Written request –
What is the number of lines containing the word "dell"? Give that number alone.

Provided information –
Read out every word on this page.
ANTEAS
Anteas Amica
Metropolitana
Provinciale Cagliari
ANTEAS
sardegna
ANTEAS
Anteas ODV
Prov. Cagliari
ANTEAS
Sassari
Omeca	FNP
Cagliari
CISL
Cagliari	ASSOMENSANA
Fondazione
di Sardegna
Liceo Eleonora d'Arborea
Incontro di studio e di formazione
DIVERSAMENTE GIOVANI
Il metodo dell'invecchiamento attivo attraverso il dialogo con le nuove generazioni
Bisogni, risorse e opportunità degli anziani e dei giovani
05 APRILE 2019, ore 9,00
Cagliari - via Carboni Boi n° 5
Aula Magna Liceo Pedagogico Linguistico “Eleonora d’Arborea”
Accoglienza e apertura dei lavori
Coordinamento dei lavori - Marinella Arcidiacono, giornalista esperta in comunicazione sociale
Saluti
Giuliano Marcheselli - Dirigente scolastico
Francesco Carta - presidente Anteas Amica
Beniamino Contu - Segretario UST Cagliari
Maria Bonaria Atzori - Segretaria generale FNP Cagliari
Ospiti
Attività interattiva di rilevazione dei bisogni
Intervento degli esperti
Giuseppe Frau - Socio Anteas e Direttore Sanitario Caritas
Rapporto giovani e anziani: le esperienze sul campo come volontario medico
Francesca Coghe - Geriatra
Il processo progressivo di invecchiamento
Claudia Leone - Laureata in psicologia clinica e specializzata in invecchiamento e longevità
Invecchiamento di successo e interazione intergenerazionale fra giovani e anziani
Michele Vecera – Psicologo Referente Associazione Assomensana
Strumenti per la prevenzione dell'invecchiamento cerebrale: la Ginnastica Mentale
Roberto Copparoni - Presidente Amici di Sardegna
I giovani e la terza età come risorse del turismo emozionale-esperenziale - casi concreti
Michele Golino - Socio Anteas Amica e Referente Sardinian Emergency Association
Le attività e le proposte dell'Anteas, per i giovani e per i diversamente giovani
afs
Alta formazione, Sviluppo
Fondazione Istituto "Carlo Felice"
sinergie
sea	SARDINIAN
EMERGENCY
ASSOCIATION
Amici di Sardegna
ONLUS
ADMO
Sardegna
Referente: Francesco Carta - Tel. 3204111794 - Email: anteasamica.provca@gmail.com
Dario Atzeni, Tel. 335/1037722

==

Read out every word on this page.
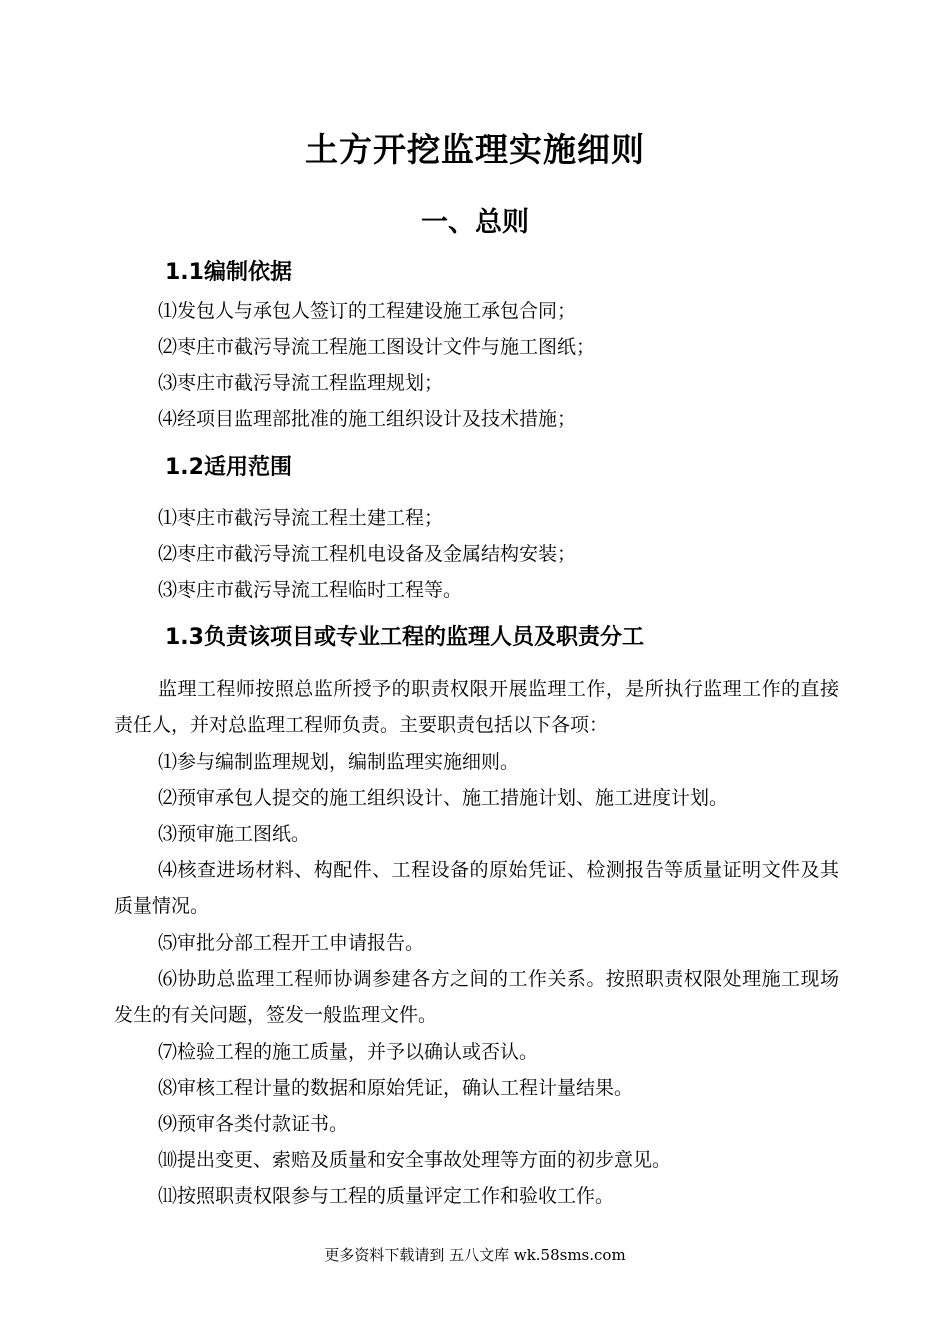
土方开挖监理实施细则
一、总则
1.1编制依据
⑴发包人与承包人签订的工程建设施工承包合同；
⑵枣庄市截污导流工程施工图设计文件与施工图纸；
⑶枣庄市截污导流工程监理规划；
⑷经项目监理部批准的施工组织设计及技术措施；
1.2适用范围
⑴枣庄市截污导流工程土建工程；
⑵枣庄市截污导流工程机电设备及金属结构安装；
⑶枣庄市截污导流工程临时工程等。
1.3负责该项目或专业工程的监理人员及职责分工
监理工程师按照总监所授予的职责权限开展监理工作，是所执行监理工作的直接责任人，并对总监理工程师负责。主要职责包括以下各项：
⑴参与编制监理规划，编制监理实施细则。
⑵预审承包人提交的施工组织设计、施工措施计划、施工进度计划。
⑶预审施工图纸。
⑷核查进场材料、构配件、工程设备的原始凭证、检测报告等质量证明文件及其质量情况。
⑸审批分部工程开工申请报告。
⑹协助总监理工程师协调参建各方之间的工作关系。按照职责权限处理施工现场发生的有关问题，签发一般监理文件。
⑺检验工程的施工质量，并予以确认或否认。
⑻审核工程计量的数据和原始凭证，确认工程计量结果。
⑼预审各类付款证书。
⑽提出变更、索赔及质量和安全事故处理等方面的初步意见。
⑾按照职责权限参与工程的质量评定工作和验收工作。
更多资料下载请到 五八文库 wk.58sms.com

Response –
3